• **Short exercise**
Please say how many lines of the listing hold "Last", with no other words in the answer.

• **Record set**
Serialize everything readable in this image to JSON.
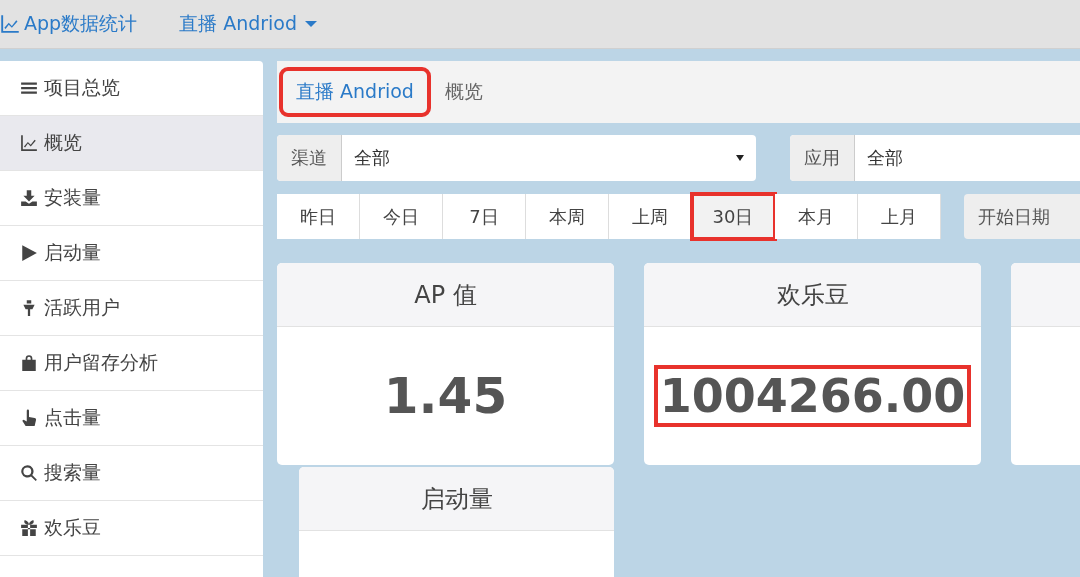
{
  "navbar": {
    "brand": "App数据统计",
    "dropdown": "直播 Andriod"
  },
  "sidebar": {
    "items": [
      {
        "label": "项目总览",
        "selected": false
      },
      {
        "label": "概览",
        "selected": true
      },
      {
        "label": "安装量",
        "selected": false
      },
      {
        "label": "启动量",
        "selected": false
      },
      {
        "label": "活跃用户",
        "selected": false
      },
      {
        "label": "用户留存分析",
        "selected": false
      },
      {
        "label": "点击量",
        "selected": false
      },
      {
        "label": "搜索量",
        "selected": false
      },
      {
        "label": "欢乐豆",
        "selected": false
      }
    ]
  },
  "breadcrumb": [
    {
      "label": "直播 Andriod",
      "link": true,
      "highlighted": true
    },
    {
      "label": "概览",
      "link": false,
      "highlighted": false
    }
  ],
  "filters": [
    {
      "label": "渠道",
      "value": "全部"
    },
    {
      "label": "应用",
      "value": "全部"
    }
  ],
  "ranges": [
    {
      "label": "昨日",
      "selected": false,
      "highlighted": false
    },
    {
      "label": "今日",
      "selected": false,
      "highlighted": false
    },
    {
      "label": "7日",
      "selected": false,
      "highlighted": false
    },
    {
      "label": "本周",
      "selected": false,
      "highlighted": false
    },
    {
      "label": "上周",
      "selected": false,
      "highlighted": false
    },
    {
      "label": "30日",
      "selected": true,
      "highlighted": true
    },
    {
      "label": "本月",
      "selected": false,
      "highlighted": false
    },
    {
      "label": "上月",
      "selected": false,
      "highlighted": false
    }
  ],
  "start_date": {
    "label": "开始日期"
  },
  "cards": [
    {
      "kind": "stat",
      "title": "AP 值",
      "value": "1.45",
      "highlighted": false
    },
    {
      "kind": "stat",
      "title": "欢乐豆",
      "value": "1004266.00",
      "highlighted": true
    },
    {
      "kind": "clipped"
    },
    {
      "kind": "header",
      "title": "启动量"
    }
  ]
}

---

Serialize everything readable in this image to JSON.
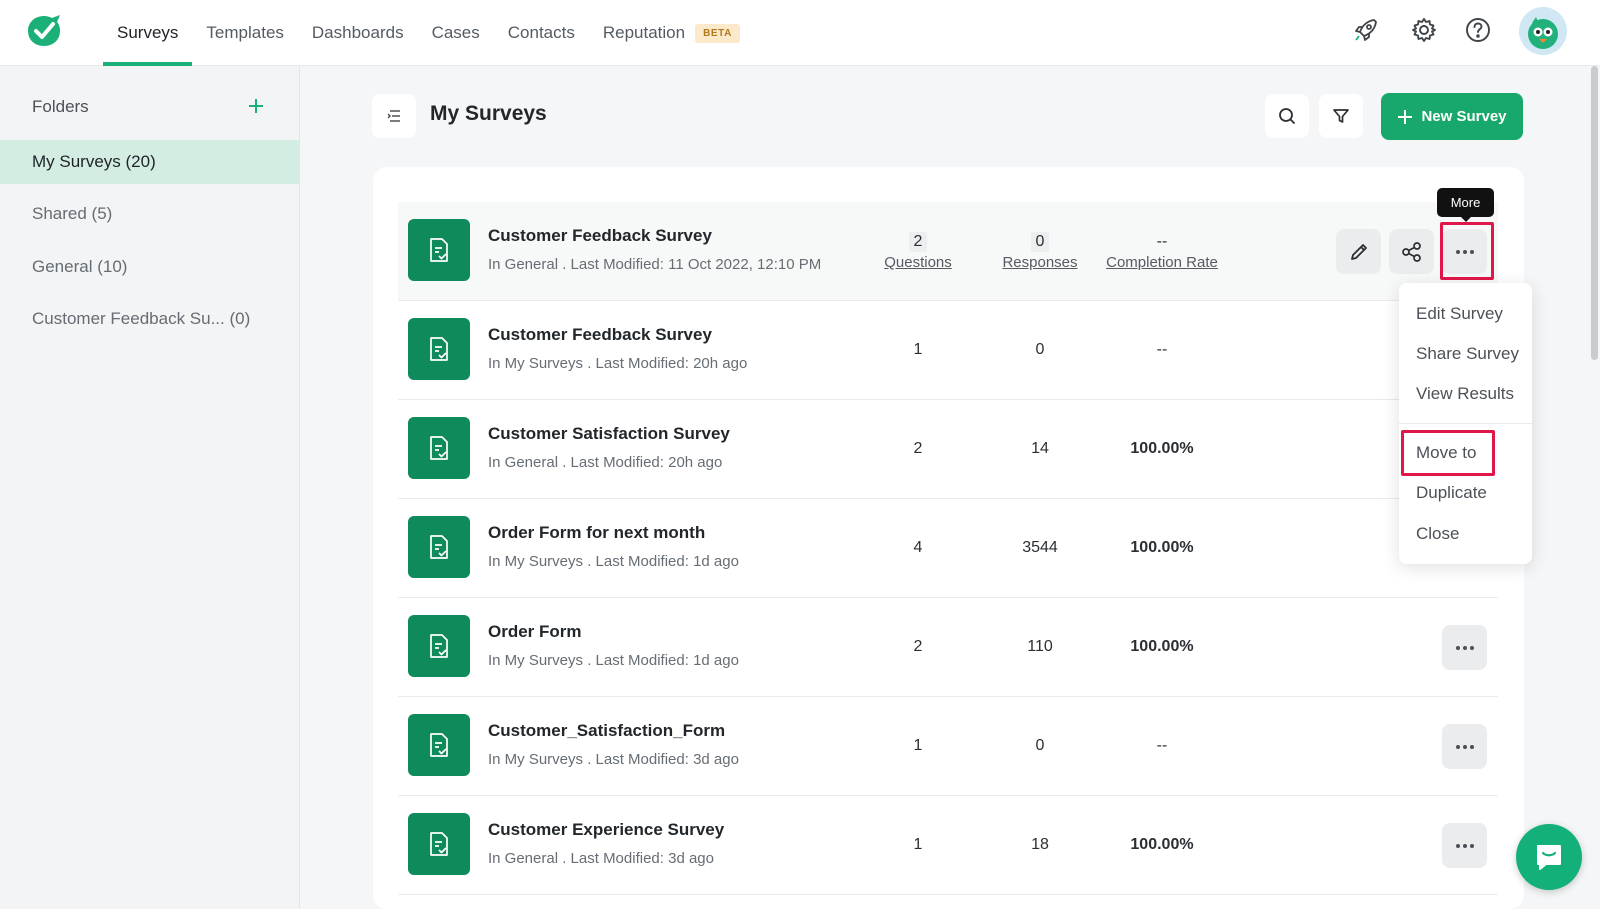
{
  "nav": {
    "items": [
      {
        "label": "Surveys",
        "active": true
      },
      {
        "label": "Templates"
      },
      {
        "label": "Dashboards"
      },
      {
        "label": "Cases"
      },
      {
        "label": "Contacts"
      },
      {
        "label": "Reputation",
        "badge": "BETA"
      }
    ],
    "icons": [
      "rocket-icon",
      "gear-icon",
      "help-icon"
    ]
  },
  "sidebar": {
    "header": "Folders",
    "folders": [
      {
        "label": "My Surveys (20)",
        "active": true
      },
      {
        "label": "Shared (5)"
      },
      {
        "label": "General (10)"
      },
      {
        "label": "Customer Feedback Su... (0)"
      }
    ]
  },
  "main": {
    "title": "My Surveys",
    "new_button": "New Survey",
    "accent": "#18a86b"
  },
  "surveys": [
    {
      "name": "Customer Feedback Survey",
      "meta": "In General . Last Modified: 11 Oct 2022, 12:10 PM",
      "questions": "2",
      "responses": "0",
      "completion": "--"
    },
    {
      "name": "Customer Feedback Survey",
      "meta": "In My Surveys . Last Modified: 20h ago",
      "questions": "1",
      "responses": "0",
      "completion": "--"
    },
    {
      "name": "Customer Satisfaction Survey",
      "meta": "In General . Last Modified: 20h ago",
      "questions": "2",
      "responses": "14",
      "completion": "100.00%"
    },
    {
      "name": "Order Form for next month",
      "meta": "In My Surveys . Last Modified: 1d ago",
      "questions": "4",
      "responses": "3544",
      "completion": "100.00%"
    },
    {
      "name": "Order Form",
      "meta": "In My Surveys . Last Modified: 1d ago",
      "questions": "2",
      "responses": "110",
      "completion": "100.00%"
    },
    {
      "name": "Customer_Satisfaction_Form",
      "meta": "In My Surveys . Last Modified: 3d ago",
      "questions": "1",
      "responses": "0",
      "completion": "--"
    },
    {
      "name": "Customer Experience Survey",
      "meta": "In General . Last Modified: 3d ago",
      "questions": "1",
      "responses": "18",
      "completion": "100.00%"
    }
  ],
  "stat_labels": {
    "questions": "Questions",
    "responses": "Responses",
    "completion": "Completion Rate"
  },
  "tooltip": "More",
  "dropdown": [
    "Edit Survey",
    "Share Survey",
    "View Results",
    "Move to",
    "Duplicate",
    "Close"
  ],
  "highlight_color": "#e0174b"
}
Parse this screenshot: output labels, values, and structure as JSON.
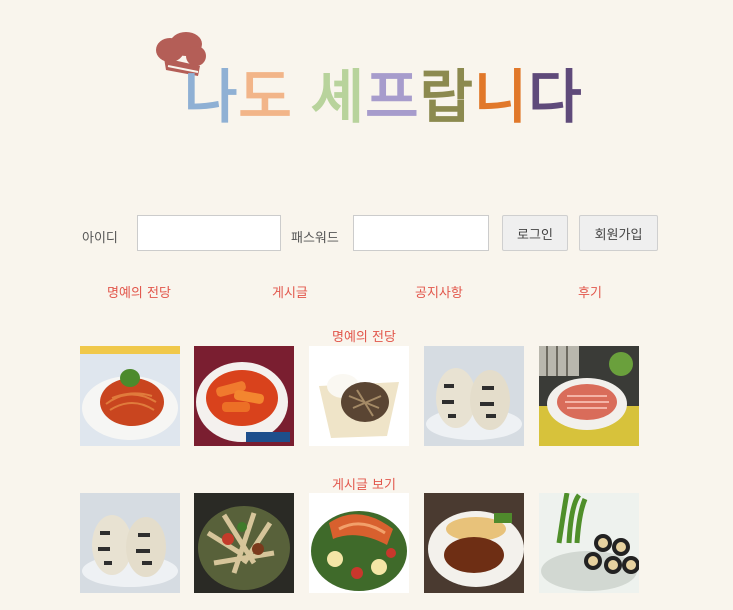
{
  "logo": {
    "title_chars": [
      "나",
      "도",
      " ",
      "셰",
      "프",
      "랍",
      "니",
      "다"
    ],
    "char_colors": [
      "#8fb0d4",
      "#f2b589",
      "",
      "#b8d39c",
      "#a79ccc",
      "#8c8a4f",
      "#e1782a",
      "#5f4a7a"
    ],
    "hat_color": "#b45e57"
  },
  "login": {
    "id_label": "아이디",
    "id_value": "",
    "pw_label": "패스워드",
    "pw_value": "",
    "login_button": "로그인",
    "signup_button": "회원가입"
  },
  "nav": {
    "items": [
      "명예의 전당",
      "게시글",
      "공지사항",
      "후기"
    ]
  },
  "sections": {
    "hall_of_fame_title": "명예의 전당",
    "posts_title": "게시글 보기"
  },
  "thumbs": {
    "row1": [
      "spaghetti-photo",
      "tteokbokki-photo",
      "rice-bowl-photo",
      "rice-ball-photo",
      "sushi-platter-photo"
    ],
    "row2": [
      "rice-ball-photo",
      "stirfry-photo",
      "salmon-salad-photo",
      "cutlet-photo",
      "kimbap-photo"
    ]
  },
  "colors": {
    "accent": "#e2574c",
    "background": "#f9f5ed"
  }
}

---

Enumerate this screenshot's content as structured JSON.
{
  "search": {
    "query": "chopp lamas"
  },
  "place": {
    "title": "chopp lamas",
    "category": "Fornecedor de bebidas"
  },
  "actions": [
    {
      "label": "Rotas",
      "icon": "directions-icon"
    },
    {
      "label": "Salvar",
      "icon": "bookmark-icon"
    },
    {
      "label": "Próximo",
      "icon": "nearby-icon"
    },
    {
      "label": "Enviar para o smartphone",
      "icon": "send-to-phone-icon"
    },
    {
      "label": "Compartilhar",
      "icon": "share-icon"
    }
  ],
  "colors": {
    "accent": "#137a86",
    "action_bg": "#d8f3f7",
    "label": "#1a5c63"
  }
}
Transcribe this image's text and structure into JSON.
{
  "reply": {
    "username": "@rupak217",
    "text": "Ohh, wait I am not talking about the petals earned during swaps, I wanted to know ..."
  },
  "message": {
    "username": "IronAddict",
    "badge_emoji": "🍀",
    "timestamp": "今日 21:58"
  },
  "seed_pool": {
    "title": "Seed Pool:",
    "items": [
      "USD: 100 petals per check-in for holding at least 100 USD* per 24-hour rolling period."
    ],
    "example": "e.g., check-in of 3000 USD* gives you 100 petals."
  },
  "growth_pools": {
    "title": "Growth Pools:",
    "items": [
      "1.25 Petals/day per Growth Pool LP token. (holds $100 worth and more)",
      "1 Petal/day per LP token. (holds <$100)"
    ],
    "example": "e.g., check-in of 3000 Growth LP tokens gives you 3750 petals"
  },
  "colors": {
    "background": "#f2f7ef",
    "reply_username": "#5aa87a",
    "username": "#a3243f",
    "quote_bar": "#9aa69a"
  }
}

• **Response to the task**
7